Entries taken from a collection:
□ □ □ □ □

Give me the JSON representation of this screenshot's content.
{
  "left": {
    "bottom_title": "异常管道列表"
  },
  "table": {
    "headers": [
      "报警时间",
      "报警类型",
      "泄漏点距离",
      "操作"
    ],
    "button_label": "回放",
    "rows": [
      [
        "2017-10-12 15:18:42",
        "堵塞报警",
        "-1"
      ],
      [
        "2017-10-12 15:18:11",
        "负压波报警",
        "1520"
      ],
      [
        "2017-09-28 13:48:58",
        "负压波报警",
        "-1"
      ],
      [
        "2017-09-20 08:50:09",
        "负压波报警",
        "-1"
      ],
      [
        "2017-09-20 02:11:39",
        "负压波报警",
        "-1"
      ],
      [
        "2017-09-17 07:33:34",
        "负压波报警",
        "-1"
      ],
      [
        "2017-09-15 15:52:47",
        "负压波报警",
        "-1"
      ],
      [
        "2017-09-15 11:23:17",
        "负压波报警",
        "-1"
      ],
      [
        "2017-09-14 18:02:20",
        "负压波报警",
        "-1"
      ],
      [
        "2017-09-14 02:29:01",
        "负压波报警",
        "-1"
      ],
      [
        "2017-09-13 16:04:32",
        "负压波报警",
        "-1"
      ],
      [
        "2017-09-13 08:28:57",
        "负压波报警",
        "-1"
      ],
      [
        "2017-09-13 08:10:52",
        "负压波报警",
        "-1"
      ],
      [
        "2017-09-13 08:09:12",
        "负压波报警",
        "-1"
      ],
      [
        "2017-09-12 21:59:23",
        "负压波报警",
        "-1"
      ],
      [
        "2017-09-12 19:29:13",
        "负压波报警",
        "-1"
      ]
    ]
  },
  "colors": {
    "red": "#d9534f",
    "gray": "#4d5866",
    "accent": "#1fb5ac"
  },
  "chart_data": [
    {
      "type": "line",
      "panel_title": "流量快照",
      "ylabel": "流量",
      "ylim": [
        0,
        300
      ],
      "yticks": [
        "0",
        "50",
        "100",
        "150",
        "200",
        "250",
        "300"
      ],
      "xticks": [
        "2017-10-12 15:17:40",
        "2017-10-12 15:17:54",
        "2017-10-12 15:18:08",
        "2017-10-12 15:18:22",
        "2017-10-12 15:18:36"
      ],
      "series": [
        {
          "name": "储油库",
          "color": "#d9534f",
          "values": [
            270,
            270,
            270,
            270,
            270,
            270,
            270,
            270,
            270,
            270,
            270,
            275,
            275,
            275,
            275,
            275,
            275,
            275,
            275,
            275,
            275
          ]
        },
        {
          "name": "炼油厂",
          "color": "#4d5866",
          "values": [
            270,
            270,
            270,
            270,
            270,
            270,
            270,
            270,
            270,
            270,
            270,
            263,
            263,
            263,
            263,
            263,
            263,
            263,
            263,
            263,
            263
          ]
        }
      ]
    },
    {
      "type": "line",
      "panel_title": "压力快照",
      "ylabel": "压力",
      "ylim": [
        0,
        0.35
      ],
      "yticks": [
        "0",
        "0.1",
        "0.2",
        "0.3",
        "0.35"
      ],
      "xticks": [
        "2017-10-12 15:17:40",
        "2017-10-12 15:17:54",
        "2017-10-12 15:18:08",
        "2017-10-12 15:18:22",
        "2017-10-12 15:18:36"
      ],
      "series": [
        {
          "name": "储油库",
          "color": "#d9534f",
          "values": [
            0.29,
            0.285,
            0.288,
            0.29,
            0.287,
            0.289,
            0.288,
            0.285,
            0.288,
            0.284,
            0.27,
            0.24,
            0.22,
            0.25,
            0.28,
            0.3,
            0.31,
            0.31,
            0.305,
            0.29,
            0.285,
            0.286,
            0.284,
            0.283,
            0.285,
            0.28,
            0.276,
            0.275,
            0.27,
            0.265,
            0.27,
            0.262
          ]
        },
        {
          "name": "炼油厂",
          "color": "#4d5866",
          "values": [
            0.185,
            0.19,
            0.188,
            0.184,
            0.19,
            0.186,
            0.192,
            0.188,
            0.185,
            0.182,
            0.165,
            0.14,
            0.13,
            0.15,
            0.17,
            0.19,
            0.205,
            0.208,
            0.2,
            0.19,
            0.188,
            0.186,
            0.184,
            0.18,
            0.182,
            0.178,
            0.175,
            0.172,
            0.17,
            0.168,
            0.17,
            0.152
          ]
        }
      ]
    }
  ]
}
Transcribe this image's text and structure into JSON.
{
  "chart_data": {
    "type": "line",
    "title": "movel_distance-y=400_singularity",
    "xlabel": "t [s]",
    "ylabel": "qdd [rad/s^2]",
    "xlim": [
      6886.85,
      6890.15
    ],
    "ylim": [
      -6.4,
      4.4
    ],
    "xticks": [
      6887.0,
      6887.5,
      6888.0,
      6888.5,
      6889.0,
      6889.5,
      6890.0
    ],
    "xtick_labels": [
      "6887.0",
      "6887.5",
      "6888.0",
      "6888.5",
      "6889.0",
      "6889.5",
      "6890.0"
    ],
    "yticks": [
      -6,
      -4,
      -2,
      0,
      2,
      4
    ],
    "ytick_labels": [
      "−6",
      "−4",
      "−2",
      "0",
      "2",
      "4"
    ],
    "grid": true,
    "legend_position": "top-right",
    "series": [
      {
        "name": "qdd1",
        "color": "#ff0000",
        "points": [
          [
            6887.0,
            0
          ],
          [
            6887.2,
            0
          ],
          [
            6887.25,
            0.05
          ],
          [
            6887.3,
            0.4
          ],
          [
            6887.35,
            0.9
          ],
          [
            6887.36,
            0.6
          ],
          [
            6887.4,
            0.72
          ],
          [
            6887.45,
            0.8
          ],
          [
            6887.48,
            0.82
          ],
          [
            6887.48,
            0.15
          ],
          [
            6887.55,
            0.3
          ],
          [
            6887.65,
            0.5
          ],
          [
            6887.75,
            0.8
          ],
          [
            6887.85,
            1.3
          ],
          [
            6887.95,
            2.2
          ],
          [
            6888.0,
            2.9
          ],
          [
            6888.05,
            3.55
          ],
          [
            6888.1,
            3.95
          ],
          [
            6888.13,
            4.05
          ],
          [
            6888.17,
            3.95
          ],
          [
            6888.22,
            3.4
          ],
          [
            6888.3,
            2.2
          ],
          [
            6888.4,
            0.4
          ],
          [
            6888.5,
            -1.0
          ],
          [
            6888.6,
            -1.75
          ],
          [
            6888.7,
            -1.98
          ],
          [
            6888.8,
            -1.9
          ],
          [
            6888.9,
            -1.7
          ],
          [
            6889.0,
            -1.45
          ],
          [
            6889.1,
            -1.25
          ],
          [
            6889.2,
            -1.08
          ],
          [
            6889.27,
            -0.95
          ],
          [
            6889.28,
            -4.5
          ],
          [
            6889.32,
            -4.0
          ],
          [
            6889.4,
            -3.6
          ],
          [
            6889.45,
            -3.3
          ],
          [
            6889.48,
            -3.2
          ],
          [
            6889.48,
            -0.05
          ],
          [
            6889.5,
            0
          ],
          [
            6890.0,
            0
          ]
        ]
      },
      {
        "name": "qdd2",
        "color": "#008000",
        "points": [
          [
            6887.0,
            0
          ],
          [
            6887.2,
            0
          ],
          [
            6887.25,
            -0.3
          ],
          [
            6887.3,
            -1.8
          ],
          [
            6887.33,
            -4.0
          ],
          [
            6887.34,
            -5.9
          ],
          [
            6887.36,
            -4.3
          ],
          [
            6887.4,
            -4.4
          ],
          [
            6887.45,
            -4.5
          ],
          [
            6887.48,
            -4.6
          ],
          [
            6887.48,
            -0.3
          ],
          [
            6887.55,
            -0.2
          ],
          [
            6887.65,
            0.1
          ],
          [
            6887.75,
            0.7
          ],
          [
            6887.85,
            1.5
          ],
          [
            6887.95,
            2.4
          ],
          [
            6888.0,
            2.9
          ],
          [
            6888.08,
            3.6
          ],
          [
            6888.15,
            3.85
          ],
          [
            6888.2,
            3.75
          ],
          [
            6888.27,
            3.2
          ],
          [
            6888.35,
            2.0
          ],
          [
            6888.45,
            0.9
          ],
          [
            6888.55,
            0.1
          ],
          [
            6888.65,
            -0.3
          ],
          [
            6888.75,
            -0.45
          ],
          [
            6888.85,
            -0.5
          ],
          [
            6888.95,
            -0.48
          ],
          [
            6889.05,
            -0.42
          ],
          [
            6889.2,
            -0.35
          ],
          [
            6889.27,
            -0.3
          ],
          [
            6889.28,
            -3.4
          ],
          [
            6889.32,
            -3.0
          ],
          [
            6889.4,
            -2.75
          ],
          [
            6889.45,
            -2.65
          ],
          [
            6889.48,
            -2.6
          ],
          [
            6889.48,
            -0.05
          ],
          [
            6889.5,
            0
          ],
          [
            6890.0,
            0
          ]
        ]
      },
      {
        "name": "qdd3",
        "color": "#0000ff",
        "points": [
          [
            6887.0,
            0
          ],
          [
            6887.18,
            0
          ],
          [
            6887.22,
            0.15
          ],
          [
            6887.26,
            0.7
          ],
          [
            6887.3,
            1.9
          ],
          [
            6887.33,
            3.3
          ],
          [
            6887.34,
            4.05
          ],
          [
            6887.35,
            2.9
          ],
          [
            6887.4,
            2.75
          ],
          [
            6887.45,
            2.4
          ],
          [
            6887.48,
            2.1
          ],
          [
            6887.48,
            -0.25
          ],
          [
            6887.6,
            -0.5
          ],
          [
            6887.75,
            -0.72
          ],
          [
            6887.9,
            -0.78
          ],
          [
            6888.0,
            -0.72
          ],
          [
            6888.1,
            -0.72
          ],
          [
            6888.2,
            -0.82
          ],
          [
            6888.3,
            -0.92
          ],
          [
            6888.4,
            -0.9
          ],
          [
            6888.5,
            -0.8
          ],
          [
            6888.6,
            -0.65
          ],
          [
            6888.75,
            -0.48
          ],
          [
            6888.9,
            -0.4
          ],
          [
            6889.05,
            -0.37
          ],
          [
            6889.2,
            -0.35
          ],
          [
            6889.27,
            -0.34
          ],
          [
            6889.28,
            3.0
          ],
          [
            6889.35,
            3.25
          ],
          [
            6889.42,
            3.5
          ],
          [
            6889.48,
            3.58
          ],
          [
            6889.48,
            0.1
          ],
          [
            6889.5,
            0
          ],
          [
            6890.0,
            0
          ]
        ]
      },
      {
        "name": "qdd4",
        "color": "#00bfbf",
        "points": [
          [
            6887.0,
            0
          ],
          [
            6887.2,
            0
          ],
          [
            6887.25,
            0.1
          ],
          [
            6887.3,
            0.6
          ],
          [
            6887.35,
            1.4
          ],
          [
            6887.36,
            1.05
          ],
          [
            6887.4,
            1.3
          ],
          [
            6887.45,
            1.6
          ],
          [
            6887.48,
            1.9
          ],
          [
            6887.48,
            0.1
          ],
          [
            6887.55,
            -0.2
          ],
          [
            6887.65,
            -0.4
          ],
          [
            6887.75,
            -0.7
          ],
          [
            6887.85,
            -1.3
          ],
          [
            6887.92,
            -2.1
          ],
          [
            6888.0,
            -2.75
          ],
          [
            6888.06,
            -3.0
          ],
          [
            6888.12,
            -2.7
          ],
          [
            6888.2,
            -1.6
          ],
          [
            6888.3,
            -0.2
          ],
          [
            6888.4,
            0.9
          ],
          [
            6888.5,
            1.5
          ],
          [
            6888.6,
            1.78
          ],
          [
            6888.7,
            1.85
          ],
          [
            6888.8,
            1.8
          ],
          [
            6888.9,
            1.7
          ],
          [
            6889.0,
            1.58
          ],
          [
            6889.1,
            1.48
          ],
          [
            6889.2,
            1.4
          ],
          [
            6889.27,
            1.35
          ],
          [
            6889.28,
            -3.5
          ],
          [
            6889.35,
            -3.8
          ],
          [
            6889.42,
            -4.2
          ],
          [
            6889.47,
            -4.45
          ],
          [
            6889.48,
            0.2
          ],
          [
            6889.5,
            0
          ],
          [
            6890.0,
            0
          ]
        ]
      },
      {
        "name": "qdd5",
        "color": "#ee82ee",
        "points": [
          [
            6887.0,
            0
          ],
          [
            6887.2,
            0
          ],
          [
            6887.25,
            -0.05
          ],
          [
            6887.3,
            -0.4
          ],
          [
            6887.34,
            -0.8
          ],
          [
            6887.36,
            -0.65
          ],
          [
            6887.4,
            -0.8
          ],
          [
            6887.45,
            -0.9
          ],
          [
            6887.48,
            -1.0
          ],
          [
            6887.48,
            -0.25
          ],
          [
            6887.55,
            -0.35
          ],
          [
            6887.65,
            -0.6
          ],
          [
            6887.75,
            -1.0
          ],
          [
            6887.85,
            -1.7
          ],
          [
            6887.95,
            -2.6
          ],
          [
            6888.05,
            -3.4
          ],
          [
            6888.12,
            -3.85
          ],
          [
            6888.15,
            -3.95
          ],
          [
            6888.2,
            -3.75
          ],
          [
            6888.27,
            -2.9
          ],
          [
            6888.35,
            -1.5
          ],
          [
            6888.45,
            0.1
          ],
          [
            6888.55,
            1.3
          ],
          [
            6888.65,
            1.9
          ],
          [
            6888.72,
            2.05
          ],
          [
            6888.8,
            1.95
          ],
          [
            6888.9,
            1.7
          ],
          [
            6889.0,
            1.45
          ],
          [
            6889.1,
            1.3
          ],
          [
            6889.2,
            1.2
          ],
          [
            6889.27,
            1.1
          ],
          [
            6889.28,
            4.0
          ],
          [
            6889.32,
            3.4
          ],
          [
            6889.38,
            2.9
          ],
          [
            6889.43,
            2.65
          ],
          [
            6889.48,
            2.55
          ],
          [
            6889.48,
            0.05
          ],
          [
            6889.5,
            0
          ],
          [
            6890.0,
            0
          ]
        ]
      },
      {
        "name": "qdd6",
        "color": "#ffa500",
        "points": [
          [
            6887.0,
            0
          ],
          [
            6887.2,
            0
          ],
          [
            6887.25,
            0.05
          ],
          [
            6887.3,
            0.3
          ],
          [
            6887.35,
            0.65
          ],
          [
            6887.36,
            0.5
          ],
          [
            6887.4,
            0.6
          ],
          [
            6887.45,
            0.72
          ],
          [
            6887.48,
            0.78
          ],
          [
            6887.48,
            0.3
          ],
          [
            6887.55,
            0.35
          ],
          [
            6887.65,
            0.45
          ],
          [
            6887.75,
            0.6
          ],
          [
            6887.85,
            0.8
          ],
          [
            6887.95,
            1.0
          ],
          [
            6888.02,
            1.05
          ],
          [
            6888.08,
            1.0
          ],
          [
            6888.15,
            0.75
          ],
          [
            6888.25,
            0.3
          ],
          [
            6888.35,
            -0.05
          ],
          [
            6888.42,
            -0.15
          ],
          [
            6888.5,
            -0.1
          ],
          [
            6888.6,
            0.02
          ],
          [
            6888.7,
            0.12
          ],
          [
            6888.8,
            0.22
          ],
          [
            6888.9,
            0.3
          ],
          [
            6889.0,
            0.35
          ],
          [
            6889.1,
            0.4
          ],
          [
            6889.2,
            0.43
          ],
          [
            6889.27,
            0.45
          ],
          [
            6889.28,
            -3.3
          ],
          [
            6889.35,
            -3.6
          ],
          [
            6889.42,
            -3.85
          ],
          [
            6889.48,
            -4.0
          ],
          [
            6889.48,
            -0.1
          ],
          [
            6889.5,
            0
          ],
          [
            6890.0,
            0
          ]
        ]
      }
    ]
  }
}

□ □ □ □ □

## TASK TO CARRY OUT
Extract lines where the string "name" occurs.

## FULL SOLUTION
          "name": "储油库",
          "name": "炼油厂",
          "name": "储油库",
          "name": "炼油厂",
        "name": "qdd1",
        "name": "qdd2",
        "name": "qdd3",
        "name": "qdd4",
        "name": "qdd5",
        "name": "qdd6",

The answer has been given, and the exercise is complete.